### Instructions for the task:
Pick every line from the data that holds the word "figure".

### Stored items:
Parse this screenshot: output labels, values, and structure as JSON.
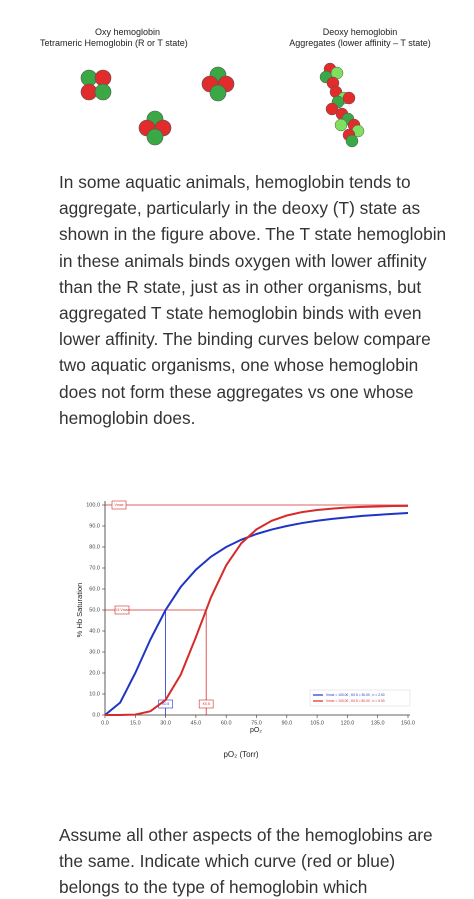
{
  "figure": {
    "left_caption": [
      "Oxy hemoglobin",
      "Tetrameric Hemoglobin (R or T state)"
    ],
    "right_caption": [
      "Deoxy hemoglobin",
      "Aggregates (lower affinity – T state)"
    ]
  },
  "paragraphs": [
    "In some aquatic animals, hemoglobin tends to aggregate, particularly in the deoxy (T) state as shown in the figure above. The T state hemoglobin in these animals binds oxygen with lower affinity than the R state, just as in other organisms, but aggregated T state hemoglobin binds with even lower affinity. The binding curves below compare two aquatic organisms, one whose hemoglobin does not form these aggregates vs one whose hemoglobin does.",
    "Assume all other aspects of the hemoglobins are the same. Indicate which curve (red or blue) belongs to the type of hemoglobin which"
  ],
  "chart_data": {
    "type": "line",
    "y_label": "% Hb Saturation",
    "x_label": "pO₂",
    "x_caption": "pO₂ (Torr)",
    "annotations": [
      "Vmax",
      "0.5 Vmax",
      "K0.5",
      "K0.5"
    ],
    "x": [
      0,
      7.5,
      15,
      22.5,
      30,
      37.5,
      45,
      52.5,
      60,
      67.5,
      75,
      82.5,
      90,
      97.5,
      105,
      112.5,
      120,
      127.5,
      135,
      142.5,
      150
    ],
    "series": [
      {
        "name": "Vmax = 100.00 , K0.5 = 30.00 , n = 2.00",
        "color": "#1f35c4",
        "values": [
          0,
          5.9,
          20,
          36,
          50,
          61,
          69.2,
          75.4,
          80,
          83.5,
          86.2,
          88.3,
          90,
          91.4,
          92.5,
          93.4,
          94.1,
          94.8,
          95.3,
          95.8,
          96.2
        ]
      },
      {
        "name": "Vmax = 100.00 , K0.5 = 50.00 , n = 5.00",
        "color": "#d62b2b",
        "values": [
          0,
          0,
          0.2,
          1.8,
          7.2,
          19.2,
          37.1,
          56.1,
          71.3,
          81.8,
          88.4,
          92.5,
          95,
          96.6,
          97.6,
          98.3,
          98.8,
          99.1,
          99.3,
          99.5,
          99.6
        ]
      }
    ],
    "xlim": [
      0,
      150
    ],
    "xticks": [
      {
        "value": 0,
        "label": "0.0"
      },
      {
        "value": 15,
        "label": "15.0"
      },
      {
        "value": 30,
        "label": "30.0"
      },
      {
        "value": 45,
        "label": "45.0"
      },
      {
        "value": 60,
        "label": "60.0"
      },
      {
        "value": 75,
        "label": "75.0"
      },
      {
        "value": 90,
        "label": "90.0"
      },
      {
        "value": 105,
        "label": "105.0"
      },
      {
        "value": 120,
        "label": "120.0"
      },
      {
        "value": 135,
        "label": "135.0"
      },
      {
        "value": 150,
        "label": "150.0"
      }
    ],
    "ylim": [
      0,
      100
    ],
    "yticks": [
      {
        "value": 0,
        "label": "0.0"
      },
      {
        "value": 10,
        "label": "10.0"
      },
      {
        "value": 20,
        "label": "20.0"
      },
      {
        "value": 30,
        "label": "30.0"
      },
      {
        "value": 40,
        "label": "40.0"
      },
      {
        "value": 50,
        "label": "50.0"
      },
      {
        "value": 60,
        "label": "60.0"
      },
      {
        "value": 70,
        "label": "70.0"
      },
      {
        "value": 80,
        "label": "80.0"
      },
      {
        "value": 90,
        "label": "90.0"
      },
      {
        "value": 100,
        "label": "100.0"
      }
    ],
    "grid": false
  }
}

### The completed task:
  "figure": {
    "In some aquatic animals, hemoglobin tends to aggregate, particularly in the deoxy (T) state as shown in the figure above. The T state hemoglobin in these animals binds oxygen with lower affinity than the R state, just as in other organisms, but aggregated T state hemoglobin binds with even lower affinity. The binding curves below compare two aquatic organisms, one whose hemoglobin does not form these aggregates vs one whose hemoglobin does.",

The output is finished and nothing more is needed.